* Work to be completed
Reproduce every one of the following lines word for word.

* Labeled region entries
◇ ◇ ◇ ◇ ◇ ◇ ◇
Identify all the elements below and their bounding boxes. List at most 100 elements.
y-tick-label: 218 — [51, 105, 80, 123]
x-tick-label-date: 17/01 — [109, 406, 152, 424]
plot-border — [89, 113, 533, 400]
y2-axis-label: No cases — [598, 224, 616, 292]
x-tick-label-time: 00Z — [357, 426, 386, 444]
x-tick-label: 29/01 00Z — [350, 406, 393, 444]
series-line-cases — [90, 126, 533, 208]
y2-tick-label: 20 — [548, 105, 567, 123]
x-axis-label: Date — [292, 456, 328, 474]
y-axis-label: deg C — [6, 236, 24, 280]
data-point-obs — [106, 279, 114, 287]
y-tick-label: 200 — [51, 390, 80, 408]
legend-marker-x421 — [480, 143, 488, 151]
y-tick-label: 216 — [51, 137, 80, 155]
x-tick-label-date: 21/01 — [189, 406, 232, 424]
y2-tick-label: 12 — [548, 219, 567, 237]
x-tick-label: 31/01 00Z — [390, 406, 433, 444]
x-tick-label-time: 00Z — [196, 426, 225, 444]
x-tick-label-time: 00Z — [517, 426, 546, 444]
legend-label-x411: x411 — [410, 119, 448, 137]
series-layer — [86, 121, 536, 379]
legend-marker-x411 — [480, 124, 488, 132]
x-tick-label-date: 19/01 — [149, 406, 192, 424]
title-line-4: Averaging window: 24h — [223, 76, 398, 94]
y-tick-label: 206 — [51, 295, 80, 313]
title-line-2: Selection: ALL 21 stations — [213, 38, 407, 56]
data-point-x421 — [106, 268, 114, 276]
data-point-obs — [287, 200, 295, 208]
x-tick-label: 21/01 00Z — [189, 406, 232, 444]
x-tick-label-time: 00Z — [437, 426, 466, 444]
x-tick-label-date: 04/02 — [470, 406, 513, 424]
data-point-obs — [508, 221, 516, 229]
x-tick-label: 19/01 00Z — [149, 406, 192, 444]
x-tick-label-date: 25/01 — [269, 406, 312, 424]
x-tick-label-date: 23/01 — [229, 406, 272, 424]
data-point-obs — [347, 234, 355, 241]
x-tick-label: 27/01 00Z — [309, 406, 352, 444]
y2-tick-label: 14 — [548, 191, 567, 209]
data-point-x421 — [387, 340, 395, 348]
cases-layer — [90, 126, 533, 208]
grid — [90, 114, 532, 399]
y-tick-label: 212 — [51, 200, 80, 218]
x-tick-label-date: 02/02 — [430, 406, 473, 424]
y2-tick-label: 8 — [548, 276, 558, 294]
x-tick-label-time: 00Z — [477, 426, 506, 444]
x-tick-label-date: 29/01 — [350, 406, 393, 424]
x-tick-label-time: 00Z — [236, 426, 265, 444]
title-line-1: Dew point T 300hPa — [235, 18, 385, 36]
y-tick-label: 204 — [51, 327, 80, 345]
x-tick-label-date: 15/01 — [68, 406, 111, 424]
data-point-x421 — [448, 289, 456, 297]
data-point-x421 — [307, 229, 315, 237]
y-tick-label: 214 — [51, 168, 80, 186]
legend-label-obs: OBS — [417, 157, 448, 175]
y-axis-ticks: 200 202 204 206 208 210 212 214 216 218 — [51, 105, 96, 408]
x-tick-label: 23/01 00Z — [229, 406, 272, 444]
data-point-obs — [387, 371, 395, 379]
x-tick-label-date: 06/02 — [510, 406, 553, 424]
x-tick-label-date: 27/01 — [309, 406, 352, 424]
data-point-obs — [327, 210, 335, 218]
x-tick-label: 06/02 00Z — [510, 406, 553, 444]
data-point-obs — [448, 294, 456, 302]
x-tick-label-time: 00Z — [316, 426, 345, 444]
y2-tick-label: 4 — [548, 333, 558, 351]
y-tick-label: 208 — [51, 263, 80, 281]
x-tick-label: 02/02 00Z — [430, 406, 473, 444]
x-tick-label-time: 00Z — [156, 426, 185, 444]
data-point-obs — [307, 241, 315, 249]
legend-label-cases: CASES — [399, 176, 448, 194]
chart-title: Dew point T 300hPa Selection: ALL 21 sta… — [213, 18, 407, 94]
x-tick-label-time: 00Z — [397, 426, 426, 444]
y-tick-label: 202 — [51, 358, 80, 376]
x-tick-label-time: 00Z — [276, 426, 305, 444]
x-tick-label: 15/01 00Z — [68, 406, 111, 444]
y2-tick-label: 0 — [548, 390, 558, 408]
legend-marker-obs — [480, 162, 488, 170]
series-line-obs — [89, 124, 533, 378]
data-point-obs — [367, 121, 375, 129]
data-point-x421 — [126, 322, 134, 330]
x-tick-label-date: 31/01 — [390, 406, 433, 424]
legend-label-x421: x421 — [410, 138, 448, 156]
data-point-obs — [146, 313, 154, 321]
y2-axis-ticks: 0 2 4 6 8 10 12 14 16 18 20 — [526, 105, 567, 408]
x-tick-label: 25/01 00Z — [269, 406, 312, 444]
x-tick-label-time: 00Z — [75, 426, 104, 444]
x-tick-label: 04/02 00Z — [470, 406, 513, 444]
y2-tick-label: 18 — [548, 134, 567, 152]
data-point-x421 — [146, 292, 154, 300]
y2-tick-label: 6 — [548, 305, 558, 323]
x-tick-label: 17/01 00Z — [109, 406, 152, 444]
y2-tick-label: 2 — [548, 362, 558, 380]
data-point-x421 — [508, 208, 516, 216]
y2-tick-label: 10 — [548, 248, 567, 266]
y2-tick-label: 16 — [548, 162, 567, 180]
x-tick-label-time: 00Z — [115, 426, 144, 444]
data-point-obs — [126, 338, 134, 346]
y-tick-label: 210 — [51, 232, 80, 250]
◇ ◇ ◇ ◇ ◇ ◇ ◇
* Written answer
Identify all the elements below and their bounding boxes. List at most 100 elements.
y-tick-label: 218 — [51, 105, 80, 123]
x-tick-label-date: 17/01 — [109, 406, 152, 424]
plot-border — [89, 113, 533, 400]
y2-axis-label: No cases — [598, 224, 616, 292]
x-tick-label-time: 00Z — [357, 426, 386, 444]
x-tick-label: 29/01 00Z — [350, 406, 393, 444]
series-line-cases — [90, 126, 533, 208]
y2-tick-label: 20 — [548, 105, 567, 123]
x-axis-label: Date — [292, 456, 328, 474]
y-axis-label: deg C — [6, 236, 24, 280]
data-point-obs — [106, 279, 114, 287]
y-tick-label: 200 — [51, 390, 80, 408]
legend-marker-x421 — [480, 143, 488, 151]
y-tick-label: 216 — [51, 137, 80, 155]
x-tick-label-date: 21/01 — [189, 406, 232, 424]
y2-tick-label: 12 — [548, 219, 567, 237]
x-tick-label: 31/01 00Z — [390, 406, 433, 444]
x-tick-label-time: 00Z — [196, 426, 225, 444]
x-tick-label-time: 00Z — [517, 426, 546, 444]
legend-label-x411: x411 — [410, 119, 448, 137]
series-layer — [86, 121, 536, 379]
legend-marker-x411 — [480, 124, 488, 132]
x-tick-label-date: 19/01 — [149, 406, 192, 424]
title-line-4: Averaging window: 24h — [223, 76, 398, 94]
y-tick-label: 206 — [51, 295, 80, 313]
title-line-2: Selection: ALL 21 stations — [213, 38, 407, 56]
data-point-x421 — [106, 268, 114, 276]
data-point-obs — [287, 200, 295, 208]
x-tick-label: 21/01 00Z — [189, 406, 232, 444]
x-tick-label-time: 00Z — [437, 426, 466, 444]
x-tick-label-date: 04/02 — [470, 406, 513, 424]
data-point-obs — [508, 221, 516, 229]
x-tick-label: 19/01 00Z — [149, 406, 192, 444]
x-tick-label-date: 25/01 — [269, 406, 312, 424]
x-tick-label-date: 23/01 — [229, 406, 272, 424]
data-point-obs — [347, 234, 355, 241]
x-tick-label: 27/01 00Z — [309, 406, 352, 444]
y2-tick-label: 14 — [548, 191, 567, 209]
data-point-x421 — [387, 340, 395, 348]
cases-layer — [90, 126, 533, 208]
grid — [90, 114, 532, 399]
y-tick-label: 212 — [51, 200, 80, 218]
x-tick-label-date: 02/02 — [430, 406, 473, 424]
y2-tick-label: 8 — [548, 276, 558, 294]
x-tick-label-time: 00Z — [477, 426, 506, 444]
x-tick-label-date: 29/01 — [350, 406, 393, 424]
x-tick-label-time: 00Z — [236, 426, 265, 444]
title-line-1: Dew point T 300hPa — [235, 18, 385, 36]
y-tick-label: 204 — [51, 327, 80, 345]
x-tick-label-date: 15/01 — [68, 406, 111, 424]
data-point-x421 — [448, 289, 456, 297]
data-point-x421 — [307, 229, 315, 237]
y-tick-label: 214 — [51, 168, 80, 186]
legend-label-obs: OBS — [417, 157, 448, 175]
y-axis-ticks: 200 202 204 206 208 210 212 214 216 218 — [51, 105, 96, 408]
x-tick-label: 23/01 00Z — [229, 406, 272, 444]
data-point-obs — [387, 371, 395, 379]
x-tick-label-date: 06/02 — [510, 406, 553, 424]
x-tick-label-date: 27/01 — [309, 406, 352, 424]
data-point-obs — [327, 210, 335, 218]
x-tick-label: 06/02 00Z — [510, 406, 553, 444]
data-point-obs — [448, 294, 456, 302]
x-tick-label-time: 00Z — [316, 426, 345, 444]
y2-tick-label: 4 — [548, 333, 558, 351]
y-tick-label: 208 — [51, 263, 80, 281]
x-tick-label: 02/02 00Z — [430, 406, 473, 444]
x-tick-label-time: 00Z — [156, 426, 185, 444]
data-point-obs — [307, 241, 315, 249]
legend-label-cases: CASES — [399, 176, 448, 194]
chart-title: Dew point T 300hPa Selection: ALL 21 sta… — [213, 18, 407, 94]
x-tick-label-time: 00Z — [397, 426, 426, 444]
y-tick-label: 202 — [51, 358, 80, 376]
x-tick-label-time: 00Z — [276, 426, 305, 444]
x-tick-label: 15/01 00Z — [68, 406, 111, 444]
y2-tick-label: 0 — [548, 390, 558, 408]
legend-marker-obs — [480, 162, 488, 170]
series-line-obs — [89, 124, 533, 378]
data-point-obs — [367, 121, 375, 129]
data-point-x421 — [126, 322, 134, 330]
x-tick-label-date: 31/01 — [390, 406, 433, 424]
legend-label-x421: x421 — [410, 138, 448, 156]
data-point-obs — [146, 313, 154, 321]
y2-axis-ticks: 0 2 4 6 8 10 12 14 16 18 20 — [526, 105, 567, 408]
x-tick-label: 25/01 00Z — [269, 406, 312, 444]
x-tick-label-time: 00Z — [75, 426, 104, 444]
x-tick-label: 04/02 00Z — [470, 406, 513, 444]
y2-tick-label: 18 — [548, 134, 567, 152]
data-point-x421 — [146, 292, 154, 300]
y2-tick-label: 6 — [548, 305, 558, 323]
x-tick-label: 17/01 00Z — [109, 406, 152, 444]
y2-tick-label: 2 — [548, 362, 558, 380]
data-point-x421 — [508, 208, 516, 216]
y2-tick-label: 10 — [548, 248, 567, 266]
y2-tick-label: 16 — [548, 162, 567, 180]
x-tick-label-time: 00Z — [115, 426, 144, 444]
data-point-obs — [126, 338, 134, 346]
y-tick-label: 210 — [51, 232, 80, 250]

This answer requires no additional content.